Exercise prompt
Output the full material exactly as it appears here.

Supplied data
— Begin —

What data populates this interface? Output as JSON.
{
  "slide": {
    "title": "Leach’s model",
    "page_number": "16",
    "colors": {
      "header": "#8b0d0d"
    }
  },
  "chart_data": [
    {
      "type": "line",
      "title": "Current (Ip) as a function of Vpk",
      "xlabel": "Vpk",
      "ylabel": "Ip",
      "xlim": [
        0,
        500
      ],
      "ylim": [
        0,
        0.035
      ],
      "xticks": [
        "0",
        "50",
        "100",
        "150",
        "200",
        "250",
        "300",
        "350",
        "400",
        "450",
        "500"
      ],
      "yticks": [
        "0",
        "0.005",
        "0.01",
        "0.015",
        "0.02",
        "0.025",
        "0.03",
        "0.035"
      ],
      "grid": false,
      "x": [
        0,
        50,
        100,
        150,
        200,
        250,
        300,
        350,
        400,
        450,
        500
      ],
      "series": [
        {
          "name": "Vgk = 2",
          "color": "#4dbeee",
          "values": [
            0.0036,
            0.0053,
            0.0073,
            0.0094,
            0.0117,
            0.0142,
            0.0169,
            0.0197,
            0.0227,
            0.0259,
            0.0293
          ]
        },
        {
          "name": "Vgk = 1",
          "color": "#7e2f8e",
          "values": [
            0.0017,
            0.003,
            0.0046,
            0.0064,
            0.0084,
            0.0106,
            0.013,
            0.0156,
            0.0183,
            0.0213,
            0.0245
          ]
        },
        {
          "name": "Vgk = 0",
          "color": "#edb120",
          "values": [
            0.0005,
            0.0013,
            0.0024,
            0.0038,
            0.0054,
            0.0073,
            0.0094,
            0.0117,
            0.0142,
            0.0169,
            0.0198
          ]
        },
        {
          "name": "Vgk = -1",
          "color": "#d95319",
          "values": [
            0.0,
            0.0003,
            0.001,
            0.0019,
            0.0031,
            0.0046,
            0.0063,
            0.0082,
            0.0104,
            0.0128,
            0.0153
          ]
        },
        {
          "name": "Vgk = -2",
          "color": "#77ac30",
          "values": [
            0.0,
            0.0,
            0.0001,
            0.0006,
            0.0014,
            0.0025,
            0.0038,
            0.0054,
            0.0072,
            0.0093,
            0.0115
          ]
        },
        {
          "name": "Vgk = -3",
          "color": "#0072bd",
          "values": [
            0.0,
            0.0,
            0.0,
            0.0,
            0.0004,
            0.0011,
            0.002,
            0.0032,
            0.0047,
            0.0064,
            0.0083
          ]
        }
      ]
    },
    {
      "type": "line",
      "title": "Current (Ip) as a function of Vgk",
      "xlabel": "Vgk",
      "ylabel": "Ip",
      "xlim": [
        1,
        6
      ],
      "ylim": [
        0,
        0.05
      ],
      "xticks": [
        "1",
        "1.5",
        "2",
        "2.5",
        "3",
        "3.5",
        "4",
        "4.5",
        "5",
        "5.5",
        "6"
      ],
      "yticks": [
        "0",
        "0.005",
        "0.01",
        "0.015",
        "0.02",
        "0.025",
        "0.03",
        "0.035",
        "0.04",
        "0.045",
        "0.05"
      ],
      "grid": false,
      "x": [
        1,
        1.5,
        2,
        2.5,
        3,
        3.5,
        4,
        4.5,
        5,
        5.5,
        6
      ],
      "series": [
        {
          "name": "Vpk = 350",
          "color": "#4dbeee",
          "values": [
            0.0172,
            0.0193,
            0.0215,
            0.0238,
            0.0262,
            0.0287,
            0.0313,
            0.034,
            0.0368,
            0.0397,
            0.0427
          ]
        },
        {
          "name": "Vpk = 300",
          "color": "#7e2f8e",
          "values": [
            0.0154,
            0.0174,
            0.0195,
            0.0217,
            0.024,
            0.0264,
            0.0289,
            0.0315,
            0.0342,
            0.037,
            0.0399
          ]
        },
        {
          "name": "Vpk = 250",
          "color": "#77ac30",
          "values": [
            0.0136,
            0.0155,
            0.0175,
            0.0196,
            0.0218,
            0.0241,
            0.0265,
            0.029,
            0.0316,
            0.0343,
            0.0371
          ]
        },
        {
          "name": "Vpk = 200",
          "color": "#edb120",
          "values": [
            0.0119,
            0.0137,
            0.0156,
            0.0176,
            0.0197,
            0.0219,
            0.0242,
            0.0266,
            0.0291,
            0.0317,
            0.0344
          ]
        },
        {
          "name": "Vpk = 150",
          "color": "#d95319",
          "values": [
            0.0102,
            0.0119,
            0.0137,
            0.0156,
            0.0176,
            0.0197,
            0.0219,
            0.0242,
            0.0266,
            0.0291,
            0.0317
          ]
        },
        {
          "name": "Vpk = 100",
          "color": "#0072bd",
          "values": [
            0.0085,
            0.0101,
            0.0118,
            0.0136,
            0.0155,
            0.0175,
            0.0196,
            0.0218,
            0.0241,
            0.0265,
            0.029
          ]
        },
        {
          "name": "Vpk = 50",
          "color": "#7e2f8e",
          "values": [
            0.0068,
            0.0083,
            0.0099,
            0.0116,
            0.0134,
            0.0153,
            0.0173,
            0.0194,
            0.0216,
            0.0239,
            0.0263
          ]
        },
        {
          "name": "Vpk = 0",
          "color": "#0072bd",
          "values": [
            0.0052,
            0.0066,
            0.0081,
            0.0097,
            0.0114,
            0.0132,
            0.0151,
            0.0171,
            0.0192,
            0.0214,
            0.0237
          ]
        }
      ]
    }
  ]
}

— End —

Exercise answer
What data populates this interface? Output as JSON.
{
  "slide": {
    "title": "Leach’s model",
    "page_number": "16",
    "colors": {
      "header": "#8b0d0d"
    }
  },
  "chart_data": [
    {
      "type": "line",
      "title": "Current (Ip) as a function of Vpk",
      "xlabel": "Vpk",
      "ylabel": "Ip",
      "xlim": [
        0,
        500
      ],
      "ylim": [
        0,
        0.035
      ],
      "xticks": [
        "0",
        "50",
        "100",
        "150",
        "200",
        "250",
        "300",
        "350",
        "400",
        "450",
        "500"
      ],
      "yticks": [
        "0",
        "0.005",
        "0.01",
        "0.015",
        "0.02",
        "0.025",
        "0.03",
        "0.035"
      ],
      "grid": false,
      "x": [
        0,
        50,
        100,
        150,
        200,
        250,
        300,
        350,
        400,
        450,
        500
      ],
      "series": [
        {
          "name": "Vgk = 2",
          "color": "#4dbeee",
          "values": [
            0.0036,
            0.0053,
            0.0073,
            0.0094,
            0.0117,
            0.0142,
            0.0169,
            0.0197,
            0.0227,
            0.0259,
            0.0293
          ]
        },
        {
          "name": "Vgk = 1",
          "color": "#7e2f8e",
          "values": [
            0.0017,
            0.003,
            0.0046,
            0.0064,
            0.0084,
            0.0106,
            0.013,
            0.0156,
            0.0183,
            0.0213,
            0.0245
          ]
        },
        {
          "name": "Vgk = 0",
          "color": "#edb120",
          "values": [
            0.0005,
            0.0013,
            0.0024,
            0.0038,
            0.0054,
            0.0073,
            0.0094,
            0.0117,
            0.0142,
            0.0169,
            0.0198
          ]
        },
        {
          "name": "Vgk = -1",
          "color": "#d95319",
          "values": [
            0.0,
            0.0003,
            0.001,
            0.0019,
            0.0031,
            0.0046,
            0.0063,
            0.0082,
            0.0104,
            0.0128,
            0.0153
          ]
        },
        {
          "name": "Vgk = -2",
          "color": "#77ac30",
          "values": [
            0.0,
            0.0,
            0.0001,
            0.0006,
            0.0014,
            0.0025,
            0.0038,
            0.0054,
            0.0072,
            0.0093,
            0.0115
          ]
        },
        {
          "name": "Vgk = -3",
          "color": "#0072bd",
          "values": [
            0.0,
            0.0,
            0.0,
            0.0,
            0.0004,
            0.0011,
            0.002,
            0.0032,
            0.0047,
            0.0064,
            0.0083
          ]
        }
      ]
    },
    {
      "type": "line",
      "title": "Current (Ip) as a function of Vgk",
      "xlabel": "Vgk",
      "ylabel": "Ip",
      "xlim": [
        1,
        6
      ],
      "ylim": [
        0,
        0.05
      ],
      "xticks": [
        "1",
        "1.5",
        "2",
        "2.5",
        "3",
        "3.5",
        "4",
        "4.5",
        "5",
        "5.5",
        "6"
      ],
      "yticks": [
        "0",
        "0.005",
        "0.01",
        "0.015",
        "0.02",
        "0.025",
        "0.03",
        "0.035",
        "0.04",
        "0.045",
        "0.05"
      ],
      "grid": false,
      "x": [
        1,
        1.5,
        2,
        2.5,
        3,
        3.5,
        4,
        4.5,
        5,
        5.5,
        6
      ],
      "series": [
        {
          "name": "Vpk = 350",
          "color": "#4dbeee",
          "values": [
            0.0172,
            0.0193,
            0.0215,
            0.0238,
            0.0262,
            0.0287,
            0.0313,
            0.034,
            0.0368,
            0.0397,
            0.0427
          ]
        },
        {
          "name": "Vpk = 300",
          "color": "#7e2f8e",
          "values": [
            0.0154,
            0.0174,
            0.0195,
            0.0217,
            0.024,
            0.0264,
            0.0289,
            0.0315,
            0.0342,
            0.037,
            0.0399
          ]
        },
        {
          "name": "Vpk = 250",
          "color": "#77ac30",
          "values": [
            0.0136,
            0.0155,
            0.0175,
            0.0196,
            0.0218,
            0.0241,
            0.0265,
            0.029,
            0.0316,
            0.0343,
            0.0371
          ]
        },
        {
          "name": "Vpk = 200",
          "color": "#edb120",
          "values": [
            0.0119,
            0.0137,
            0.0156,
            0.0176,
            0.0197,
            0.0219,
            0.0242,
            0.0266,
            0.0291,
            0.0317,
            0.0344
          ]
        },
        {
          "name": "Vpk = 150",
          "color": "#d95319",
          "values": [
            0.0102,
            0.0119,
            0.0137,
            0.0156,
            0.0176,
            0.0197,
            0.0219,
            0.0242,
            0.0266,
            0.0291,
            0.0317
          ]
        },
        {
          "name": "Vpk = 100",
          "color": "#0072bd",
          "values": [
            0.0085,
            0.0101,
            0.0118,
            0.0136,
            0.0155,
            0.0175,
            0.0196,
            0.0218,
            0.0241,
            0.0265,
            0.029
          ]
        },
        {
          "name": "Vpk = 50",
          "color": "#7e2f8e",
          "values": [
            0.0068,
            0.0083,
            0.0099,
            0.0116,
            0.0134,
            0.0153,
            0.0173,
            0.0194,
            0.0216,
            0.0239,
            0.0263
          ]
        },
        {
          "name": "Vpk = 0",
          "color": "#0072bd",
          "values": [
            0.0052,
            0.0066,
            0.0081,
            0.0097,
            0.0114,
            0.0132,
            0.0151,
            0.0171,
            0.0192,
            0.0214,
            0.0237
          ]
        }
      ]
    }
  ]
}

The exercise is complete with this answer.